_EXERCISE GOAL_
Copy out all lines that hold "BAGS".

-*-

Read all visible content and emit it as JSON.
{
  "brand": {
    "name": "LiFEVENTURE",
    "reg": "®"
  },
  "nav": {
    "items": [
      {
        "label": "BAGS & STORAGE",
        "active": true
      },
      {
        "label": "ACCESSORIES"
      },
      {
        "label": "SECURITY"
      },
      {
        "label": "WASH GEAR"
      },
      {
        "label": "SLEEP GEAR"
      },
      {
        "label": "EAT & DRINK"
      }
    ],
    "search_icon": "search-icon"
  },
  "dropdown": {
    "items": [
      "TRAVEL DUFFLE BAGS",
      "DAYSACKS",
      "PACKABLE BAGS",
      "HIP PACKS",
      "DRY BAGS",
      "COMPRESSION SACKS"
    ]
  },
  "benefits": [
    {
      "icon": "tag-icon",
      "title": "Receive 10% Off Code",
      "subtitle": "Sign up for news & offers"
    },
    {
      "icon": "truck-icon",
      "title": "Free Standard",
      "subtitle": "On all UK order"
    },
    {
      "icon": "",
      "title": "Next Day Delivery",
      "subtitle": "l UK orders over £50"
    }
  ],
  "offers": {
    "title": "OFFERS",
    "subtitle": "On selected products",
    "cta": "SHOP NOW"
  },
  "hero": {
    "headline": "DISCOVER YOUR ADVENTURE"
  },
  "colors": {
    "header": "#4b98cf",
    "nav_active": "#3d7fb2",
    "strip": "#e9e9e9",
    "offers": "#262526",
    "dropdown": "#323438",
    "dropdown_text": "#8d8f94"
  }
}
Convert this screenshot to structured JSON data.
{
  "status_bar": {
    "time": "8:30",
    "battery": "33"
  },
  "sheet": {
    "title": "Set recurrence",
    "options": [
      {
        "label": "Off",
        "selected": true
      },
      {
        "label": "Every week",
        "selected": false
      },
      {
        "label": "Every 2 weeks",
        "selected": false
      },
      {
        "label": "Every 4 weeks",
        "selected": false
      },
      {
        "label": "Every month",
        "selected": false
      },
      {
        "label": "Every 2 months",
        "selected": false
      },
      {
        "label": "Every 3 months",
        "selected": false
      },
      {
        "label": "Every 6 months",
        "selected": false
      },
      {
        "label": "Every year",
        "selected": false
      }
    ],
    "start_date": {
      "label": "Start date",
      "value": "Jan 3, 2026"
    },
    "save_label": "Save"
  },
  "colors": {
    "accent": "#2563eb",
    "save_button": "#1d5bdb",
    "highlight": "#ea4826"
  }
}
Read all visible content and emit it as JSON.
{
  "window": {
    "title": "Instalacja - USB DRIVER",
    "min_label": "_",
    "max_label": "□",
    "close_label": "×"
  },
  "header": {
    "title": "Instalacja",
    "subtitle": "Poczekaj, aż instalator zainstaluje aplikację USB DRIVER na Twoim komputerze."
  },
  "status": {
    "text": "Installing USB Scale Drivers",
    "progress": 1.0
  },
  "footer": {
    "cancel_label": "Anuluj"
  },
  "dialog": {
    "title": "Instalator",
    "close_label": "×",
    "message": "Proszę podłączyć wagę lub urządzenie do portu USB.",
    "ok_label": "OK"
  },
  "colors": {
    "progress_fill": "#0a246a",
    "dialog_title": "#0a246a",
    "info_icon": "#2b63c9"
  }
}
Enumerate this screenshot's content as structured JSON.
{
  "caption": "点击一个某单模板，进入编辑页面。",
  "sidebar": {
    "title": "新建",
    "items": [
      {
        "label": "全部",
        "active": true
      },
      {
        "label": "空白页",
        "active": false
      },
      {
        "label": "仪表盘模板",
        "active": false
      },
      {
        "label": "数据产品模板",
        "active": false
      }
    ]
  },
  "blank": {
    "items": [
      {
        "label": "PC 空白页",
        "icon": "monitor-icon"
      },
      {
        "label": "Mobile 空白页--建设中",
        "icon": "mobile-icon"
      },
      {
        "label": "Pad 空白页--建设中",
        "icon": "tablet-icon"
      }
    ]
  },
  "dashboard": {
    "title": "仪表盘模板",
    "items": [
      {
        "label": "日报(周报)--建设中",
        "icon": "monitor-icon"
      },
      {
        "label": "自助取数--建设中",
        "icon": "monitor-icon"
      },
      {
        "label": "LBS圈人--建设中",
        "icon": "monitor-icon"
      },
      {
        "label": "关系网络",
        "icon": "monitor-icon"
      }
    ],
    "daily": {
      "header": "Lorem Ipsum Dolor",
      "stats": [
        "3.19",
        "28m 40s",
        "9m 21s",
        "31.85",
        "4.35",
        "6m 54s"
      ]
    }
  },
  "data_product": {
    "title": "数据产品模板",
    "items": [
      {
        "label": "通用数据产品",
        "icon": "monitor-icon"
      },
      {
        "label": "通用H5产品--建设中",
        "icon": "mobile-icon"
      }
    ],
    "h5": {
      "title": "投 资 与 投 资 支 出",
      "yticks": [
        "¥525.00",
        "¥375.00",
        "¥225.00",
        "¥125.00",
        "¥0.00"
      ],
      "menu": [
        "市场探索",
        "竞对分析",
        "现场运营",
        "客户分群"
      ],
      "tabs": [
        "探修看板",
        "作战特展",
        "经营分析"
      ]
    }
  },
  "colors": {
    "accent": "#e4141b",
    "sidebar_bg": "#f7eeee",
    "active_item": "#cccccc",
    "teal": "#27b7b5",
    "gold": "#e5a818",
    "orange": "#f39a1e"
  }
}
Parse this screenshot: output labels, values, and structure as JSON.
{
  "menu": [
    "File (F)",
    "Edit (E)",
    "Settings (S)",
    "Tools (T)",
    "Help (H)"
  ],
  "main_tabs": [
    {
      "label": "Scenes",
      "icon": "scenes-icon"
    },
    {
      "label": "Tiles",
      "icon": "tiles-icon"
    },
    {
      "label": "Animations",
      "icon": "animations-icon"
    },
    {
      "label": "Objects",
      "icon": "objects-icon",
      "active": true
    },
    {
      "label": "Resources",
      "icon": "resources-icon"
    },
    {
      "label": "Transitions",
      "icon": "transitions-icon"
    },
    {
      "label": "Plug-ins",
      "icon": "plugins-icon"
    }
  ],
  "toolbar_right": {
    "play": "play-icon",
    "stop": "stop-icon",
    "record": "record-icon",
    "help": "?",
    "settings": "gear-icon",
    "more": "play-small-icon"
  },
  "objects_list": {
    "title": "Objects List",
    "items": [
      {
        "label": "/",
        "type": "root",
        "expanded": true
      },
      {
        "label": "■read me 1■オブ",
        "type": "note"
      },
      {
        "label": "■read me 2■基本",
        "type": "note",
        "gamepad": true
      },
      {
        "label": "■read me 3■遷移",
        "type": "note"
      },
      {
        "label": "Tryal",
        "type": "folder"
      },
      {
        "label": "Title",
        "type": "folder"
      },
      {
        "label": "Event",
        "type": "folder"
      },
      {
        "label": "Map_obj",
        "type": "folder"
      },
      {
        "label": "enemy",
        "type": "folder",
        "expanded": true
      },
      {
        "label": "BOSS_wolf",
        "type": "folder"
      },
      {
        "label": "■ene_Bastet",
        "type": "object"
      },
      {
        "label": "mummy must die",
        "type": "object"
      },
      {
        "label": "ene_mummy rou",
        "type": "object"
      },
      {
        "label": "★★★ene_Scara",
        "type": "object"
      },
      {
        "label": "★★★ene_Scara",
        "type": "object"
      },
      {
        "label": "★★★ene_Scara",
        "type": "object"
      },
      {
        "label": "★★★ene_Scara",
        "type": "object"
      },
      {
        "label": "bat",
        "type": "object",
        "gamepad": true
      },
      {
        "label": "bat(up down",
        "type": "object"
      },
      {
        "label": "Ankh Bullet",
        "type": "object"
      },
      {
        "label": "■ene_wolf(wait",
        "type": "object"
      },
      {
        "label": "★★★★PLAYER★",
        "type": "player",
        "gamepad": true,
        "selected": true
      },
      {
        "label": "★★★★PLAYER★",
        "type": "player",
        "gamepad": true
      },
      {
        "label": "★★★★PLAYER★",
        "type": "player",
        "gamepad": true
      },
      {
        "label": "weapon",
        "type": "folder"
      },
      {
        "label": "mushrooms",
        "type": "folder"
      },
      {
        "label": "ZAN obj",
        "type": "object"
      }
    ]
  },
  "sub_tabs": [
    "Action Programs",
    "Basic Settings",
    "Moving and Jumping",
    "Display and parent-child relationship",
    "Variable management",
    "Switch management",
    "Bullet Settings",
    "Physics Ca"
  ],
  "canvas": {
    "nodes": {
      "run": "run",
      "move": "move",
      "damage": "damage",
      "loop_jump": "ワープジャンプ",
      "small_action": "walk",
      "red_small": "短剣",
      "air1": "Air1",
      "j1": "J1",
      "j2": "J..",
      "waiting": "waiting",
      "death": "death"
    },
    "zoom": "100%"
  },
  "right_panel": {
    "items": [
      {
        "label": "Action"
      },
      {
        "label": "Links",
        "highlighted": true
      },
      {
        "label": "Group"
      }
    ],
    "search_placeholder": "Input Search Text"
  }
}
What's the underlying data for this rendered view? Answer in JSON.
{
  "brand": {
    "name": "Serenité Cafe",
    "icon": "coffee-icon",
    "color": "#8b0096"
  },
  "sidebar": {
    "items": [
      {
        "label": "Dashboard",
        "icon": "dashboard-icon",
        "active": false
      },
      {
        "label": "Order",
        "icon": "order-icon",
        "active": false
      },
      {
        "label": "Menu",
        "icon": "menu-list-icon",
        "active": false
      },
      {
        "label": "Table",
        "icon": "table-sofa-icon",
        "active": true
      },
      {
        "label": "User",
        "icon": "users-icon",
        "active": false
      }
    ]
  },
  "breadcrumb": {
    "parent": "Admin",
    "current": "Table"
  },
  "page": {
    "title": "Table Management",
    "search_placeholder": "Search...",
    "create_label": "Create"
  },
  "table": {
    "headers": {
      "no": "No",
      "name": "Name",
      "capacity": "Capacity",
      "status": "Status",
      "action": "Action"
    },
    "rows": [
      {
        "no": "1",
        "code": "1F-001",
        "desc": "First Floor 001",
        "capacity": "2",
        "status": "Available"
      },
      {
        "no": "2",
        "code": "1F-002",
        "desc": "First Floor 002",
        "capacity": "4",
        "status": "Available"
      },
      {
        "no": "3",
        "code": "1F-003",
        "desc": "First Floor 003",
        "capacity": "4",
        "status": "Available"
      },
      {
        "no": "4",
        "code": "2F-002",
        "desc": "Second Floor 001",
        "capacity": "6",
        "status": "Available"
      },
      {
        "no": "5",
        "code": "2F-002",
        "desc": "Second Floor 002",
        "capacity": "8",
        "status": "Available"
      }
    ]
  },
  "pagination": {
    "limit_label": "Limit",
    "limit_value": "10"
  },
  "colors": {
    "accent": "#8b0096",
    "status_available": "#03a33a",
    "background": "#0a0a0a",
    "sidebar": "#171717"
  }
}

-*-

_WRITTEN RESPONSE_
        "label": "BAGS & STORAGE",
      "TRAVEL DUFFLE BAGS",
      "PACKABLE BAGS",
      "DRY BAGS",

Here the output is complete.